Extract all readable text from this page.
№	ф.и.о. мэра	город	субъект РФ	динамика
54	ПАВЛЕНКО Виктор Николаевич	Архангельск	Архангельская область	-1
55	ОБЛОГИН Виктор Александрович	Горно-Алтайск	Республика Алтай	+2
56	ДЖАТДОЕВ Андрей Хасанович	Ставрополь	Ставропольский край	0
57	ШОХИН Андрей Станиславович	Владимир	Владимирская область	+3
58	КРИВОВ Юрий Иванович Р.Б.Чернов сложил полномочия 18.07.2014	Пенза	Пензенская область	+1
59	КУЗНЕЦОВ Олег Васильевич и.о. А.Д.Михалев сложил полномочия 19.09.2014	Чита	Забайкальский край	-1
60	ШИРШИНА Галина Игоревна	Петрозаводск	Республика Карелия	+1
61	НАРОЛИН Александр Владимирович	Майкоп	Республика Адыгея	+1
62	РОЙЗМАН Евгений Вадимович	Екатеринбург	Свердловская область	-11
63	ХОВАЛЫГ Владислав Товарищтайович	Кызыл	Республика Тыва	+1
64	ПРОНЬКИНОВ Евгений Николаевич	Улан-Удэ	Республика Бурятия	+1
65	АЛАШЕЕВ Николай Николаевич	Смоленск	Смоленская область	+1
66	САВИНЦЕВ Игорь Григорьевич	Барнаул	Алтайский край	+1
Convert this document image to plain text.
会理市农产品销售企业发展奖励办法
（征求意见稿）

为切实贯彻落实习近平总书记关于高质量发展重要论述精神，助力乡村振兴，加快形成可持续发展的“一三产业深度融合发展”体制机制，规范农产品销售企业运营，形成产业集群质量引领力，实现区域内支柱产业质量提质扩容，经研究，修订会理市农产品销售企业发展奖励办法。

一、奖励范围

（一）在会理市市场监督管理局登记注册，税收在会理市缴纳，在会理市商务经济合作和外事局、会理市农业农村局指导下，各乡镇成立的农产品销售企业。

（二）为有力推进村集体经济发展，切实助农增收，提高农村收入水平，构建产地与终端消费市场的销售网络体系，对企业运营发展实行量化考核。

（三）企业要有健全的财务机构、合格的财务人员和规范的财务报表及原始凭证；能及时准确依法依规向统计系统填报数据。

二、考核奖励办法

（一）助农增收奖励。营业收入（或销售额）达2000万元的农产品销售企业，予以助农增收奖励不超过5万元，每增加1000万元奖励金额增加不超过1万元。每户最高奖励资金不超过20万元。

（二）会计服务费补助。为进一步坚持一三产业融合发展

STATED EXERCISE
In full and verbatim, repeat the records given above.

THE SOLUTION
Extract all readable text from this page.
№	ф.и.о. мэра	город	субъект РФ	динамика
54	ПАВЛЕНКО Виктор Николаевич	Архангельск	Архангельская область	-1
55	ОБЛОГИН Виктор Александрович	Горно-Алтайск	Республика Алтай	+2
56	ДЖАТДОЕВ Андрей Хасанович	Ставрополь	Ставропольский край	0
57	ШОХИН Андрей Станиславович	Владимир	Владимирская область	+3
58	КРИВОВ Юрий Иванович Р.Б.Чернов сложил полномочия 18.07.2014	Пенза	Пензенская область	+1
59	КУЗНЕЦОВ Олег Васильевич и.о. А.Д.Михалев сложил полномочия 19.09.2014	Чита	Забайкальский край	-1
60	ШИРШИНА Галина Игоревна	Петрозаводск	Республика Карелия	+1
61	НАРОЛИН Александр Владимирович	Майкоп	Республика Адыгея	+1
62	РОЙЗМАН Евгений Вадимович	Екатеринбург	Свердловская область	-11
63	ХОВАЛЫГ Владислав Товарищтайович	Кызыл	Республика Тыва	+1
64	ПРОНЬКИНОВ Евгений Николаевич	Улан-Удэ	Республика Бурятия	+1
65	АЛАШЕЕВ Николай Николаевич	Смоленск	Смоленская область	+1
66	САВИНЦЕВ Игорь Григорьевич	Барнаул	Алтайский край	+1
Convert this document image to plain text.
会理市农产品销售企业发展奖励办法
（征求意见稿）

为切实贯彻落实习近平总书记关于高质量发展重要论述精神，助力乡村振兴，加快形成可持续发展的“一三产业深度融合发展”体制机制，规范农产品销售企业运营，形成产业集群质量引领力，实现区域内支柱产业质量提质扩容，经研究，修订会理市农产品销售企业发展奖励办法。

一、奖励范围

（一）在会理市市场监督管理局登记注册，税收在会理市缴纳，在会理市商务经济合作和外事局、会理市农业农村局指导下，各乡镇成立的农产品销售企业。

（二）为有力推进村集体经济发展，切实助农增收，提高农村收入水平，构建产地与终端消费市场的销售网络体系，对企业运营发展实行量化考核。

（三）企业要有健全的财务机构、合格的财务人员和规范的财务报表及原始凭证；能及时准确依法依规向统计系统填报数据。

二、考核奖励办法

（一）助农增收奖励。营业收入（或销售额）达2000万元的农产品销售企业，予以助农增收奖励不超过5万元，每增加1000万元奖励金额增加不超过1万元。每户最高奖励资金不超过20万元。

（二）会计服务费补助。为进一步坚持一三产业融合发展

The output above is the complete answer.